[Entries from a visual dataset]
_ _ _

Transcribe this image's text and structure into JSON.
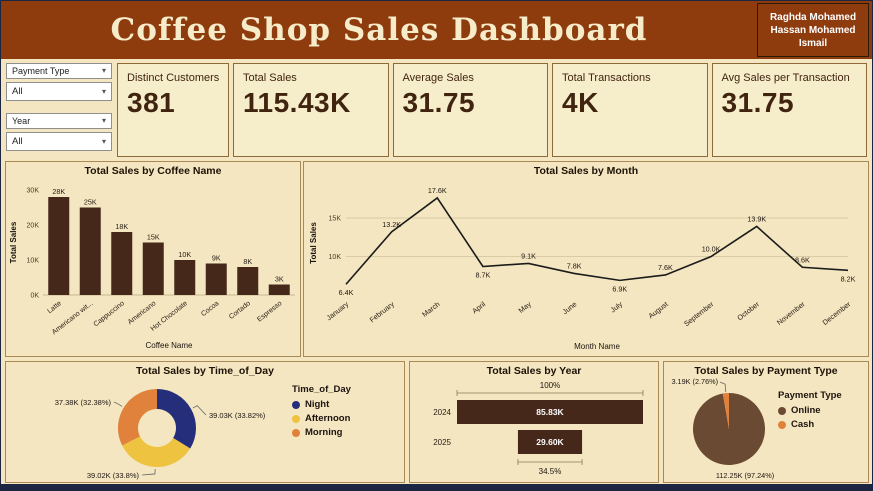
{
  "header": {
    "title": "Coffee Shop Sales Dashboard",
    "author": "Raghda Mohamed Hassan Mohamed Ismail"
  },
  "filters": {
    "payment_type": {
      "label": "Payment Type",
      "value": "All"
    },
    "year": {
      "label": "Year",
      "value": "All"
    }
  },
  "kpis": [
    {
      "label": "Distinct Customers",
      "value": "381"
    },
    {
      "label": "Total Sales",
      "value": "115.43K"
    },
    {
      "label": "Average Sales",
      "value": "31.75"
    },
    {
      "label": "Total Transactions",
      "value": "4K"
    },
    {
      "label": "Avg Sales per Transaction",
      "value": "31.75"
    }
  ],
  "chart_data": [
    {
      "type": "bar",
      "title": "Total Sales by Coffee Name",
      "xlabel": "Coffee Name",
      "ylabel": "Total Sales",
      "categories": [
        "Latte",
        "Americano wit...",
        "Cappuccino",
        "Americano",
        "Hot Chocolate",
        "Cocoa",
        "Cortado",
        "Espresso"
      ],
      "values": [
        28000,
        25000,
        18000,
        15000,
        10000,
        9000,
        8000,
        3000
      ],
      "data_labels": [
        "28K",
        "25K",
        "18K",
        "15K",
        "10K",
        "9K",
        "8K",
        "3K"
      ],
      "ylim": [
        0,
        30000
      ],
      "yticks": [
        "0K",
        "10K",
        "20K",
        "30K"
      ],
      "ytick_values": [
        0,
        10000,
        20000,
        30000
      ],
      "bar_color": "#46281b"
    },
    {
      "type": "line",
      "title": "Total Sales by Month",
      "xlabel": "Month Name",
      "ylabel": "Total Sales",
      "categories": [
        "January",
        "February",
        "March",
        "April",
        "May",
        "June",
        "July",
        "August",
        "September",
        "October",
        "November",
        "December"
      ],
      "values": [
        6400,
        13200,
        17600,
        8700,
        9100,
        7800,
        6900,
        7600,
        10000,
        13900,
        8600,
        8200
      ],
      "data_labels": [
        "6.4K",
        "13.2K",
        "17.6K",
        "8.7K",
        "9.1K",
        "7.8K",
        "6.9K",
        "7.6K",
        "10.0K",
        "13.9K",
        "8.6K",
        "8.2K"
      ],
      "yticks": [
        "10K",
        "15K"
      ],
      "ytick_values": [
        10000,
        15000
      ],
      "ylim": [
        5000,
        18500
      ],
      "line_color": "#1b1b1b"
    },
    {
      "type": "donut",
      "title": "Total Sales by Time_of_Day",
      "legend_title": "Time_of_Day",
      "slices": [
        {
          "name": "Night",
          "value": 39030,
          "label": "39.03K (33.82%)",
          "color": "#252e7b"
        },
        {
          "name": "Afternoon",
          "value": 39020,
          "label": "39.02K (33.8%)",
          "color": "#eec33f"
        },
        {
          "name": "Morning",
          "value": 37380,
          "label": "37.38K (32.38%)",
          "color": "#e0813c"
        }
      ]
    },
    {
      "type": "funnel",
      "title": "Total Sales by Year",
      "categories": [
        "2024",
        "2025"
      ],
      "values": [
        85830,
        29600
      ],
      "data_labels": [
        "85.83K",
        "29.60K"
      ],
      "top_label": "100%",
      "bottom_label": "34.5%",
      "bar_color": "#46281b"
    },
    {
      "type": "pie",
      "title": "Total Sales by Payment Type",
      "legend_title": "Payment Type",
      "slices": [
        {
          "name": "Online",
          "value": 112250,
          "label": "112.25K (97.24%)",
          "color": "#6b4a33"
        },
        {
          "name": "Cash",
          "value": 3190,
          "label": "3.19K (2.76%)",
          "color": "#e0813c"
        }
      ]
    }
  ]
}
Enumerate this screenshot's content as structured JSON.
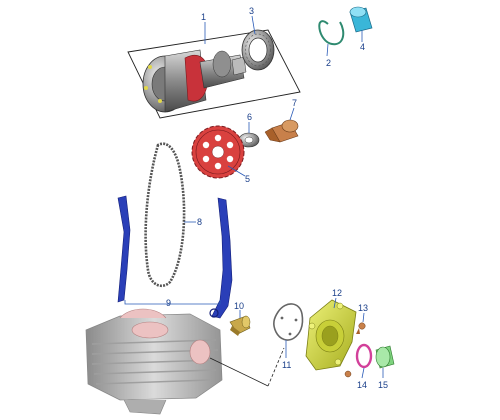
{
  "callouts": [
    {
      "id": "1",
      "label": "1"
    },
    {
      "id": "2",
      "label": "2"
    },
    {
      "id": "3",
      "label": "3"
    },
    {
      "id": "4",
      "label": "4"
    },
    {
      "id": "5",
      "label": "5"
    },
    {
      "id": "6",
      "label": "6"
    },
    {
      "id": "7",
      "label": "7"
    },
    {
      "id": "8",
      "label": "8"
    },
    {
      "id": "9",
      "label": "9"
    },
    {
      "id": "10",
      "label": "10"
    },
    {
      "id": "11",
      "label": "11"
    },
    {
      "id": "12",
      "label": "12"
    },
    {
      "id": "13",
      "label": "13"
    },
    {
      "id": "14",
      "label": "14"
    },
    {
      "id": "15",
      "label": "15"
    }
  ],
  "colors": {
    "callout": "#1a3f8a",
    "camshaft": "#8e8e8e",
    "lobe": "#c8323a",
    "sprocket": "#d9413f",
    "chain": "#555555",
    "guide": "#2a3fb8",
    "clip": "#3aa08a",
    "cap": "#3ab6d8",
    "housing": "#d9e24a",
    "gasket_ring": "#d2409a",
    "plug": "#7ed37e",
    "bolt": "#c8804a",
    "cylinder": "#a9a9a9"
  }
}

_ _ _

__Written request__
Repeat all of the entries word for word, but omit the pictures.

__Task output__
Transcribe this image's text and structure into JSON.
{
  "header": {
    "title": "Coffee Shop Sales Dashboard",
    "author": "Raghda Mohamed Hassan Mohamed Ismail"
  },
  "filters": {
    "payment_type": {
      "label": "Payment Type",
      "value": "All"
    },
    "year": {
      "label": "Year",
      "value": "All"
    }
  },
  "kpis": [
    {
      "label": "Distinct Customers",
      "value": "381"
    },
    {
      "label": "Total Sales",
      "value": "115.43K"
    },
    {
      "label": "Average Sales",
      "value": "31.75"
    },
    {
      "label": "Total Transactions",
      "value": "4K"
    },
    {
      "label": "Avg Sales per Transaction",
      "value": "31.75"
    }
  ],
  "chart_data": [
    {
      "type": "bar",
      "title": "Total Sales by Coffee Name",
      "xlabel": "Coffee Name",
      "ylabel": "Total Sales",
      "categories": [
        "Latte",
        "Americano wit...",
        "Cappuccino",
        "Americano",
        "Hot Chocolate",
        "Cocoa",
        "Cortado",
        "Espresso"
      ],
      "values": [
        28000,
        25000,
        18000,
        15000,
        10000,
        9000,
        8000,
        3000
      ],
      "data_labels": [
        "28K",
        "25K",
        "18K",
        "15K",
        "10K",
        "9K",
        "8K",
        "3K"
      ],
      "ylim": [
        0,
        30000
      ],
      "yticks": [
        "0K",
        "10K",
        "20K",
        "30K"
      ],
      "ytick_values": [
        0,
        10000,
        20000,
        30000
      ],
      "bar_color": "#46281b"
    },
    {
      "type": "line",
      "title": "Total Sales by Month",
      "xlabel": "Month Name",
      "ylabel": "Total Sales",
      "categories": [
        "January",
        "February",
        "March",
        "April",
        "May",
        "June",
        "July",
        "August",
        "September",
        "October",
        "November",
        "December"
      ],
      "values": [
        6400,
        13200,
        17600,
        8700,
        9100,
        7800,
        6900,
        7600,
        10000,
        13900,
        8600,
        8200
      ],
      "data_labels": [
        "6.4K",
        "13.2K",
        "17.6K",
        "8.7K",
        "9.1K",
        "7.8K",
        "6.9K",
        "7.6K",
        "10.0K",
        "13.9K",
        "8.6K",
        "8.2K"
      ],
      "yticks": [
        "10K",
        "15K"
      ],
      "ytick_values": [
        10000,
        15000
      ],
      "ylim": [
        5000,
        18500
      ],
      "line_color": "#1b1b1b"
    },
    {
      "type": "donut",
      "title": "Total Sales by Time_of_Day",
      "legend_title": "Time_of_Day",
      "slices": [
        {
          "name": "Night",
          "value": 39030,
          "label": "39.03K (33.82%)",
          "color": "#252e7b"
        },
        {
          "name": "Afternoon",
          "value": 39020,
          "label": "39.02K (33.8%)",
          "color": "#eec33f"
        },
        {
          "name": "Morning",
          "value": 37380,
          "label": "37.38K (32.38%)",
          "color": "#e0813c"
        }
      ]
    },
    {
      "type": "funnel",
      "title": "Total Sales by Year",
      "categories": [
        "2024",
        "2025"
      ],
      "values": [
        85830,
        29600
      ],
      "data_labels": [
        "85.83K",
        "29.60K"
      ],
      "top_label": "100%",
      "bottom_label": "34.5%",
      "bar_color": "#46281b"
    },
    {
      "type": "pie",
      "title": "Total Sales by Payment Type",
      "legend_title": "Payment Type",
      "slices": [
        {
          "name": "Online",
          "value": 112250,
          "label": "112.25K (97.24%)",
          "color": "#6b4a33"
        },
        {
          "name": "Cash",
          "value": 3190,
          "label": "3.19K (2.76%)",
          "color": "#e0813c"
        }
      ]
    }
  ]
}
Enumerate this screenshot's content as structured JSON.
{
  "callouts": [
    {
      "id": "1",
      "label": "1"
    },
    {
      "id": "2",
      "label": "2"
    },
    {
      "id": "3",
      "label": "3"
    },
    {
      "id": "4",
      "label": "4"
    },
    {
      "id": "5",
      "label": "5"
    },
    {
      "id": "6",
      "label": "6"
    },
    {
      "id": "7",
      "label": "7"
    },
    {
      "id": "8",
      "label": "8"
    },
    {
      "id": "9",
      "label": "9"
    },
    {
      "id": "10",
      "label": "10"
    },
    {
      "id": "11",
      "label": "11"
    },
    {
      "id": "12",
      "label": "12"
    },
    {
      "id": "13",
      "label": "13"
    },
    {
      "id": "14",
      "label": "14"
    },
    {
      "id": "15",
      "label": "15"
    }
  ],
  "colors": {
    "callout": "#1a3f8a",
    "camshaft": "#8e8e8e",
    "lobe": "#c8323a",
    "sprocket": "#d9413f",
    "chain": "#555555",
    "guide": "#2a3fb8",
    "clip": "#3aa08a",
    "cap": "#3ab6d8",
    "housing": "#d9e24a",
    "gasket_ring": "#d2409a",
    "plug": "#7ed37e",
    "bolt": "#c8804a",
    "cylinder": "#a9a9a9"
  }
}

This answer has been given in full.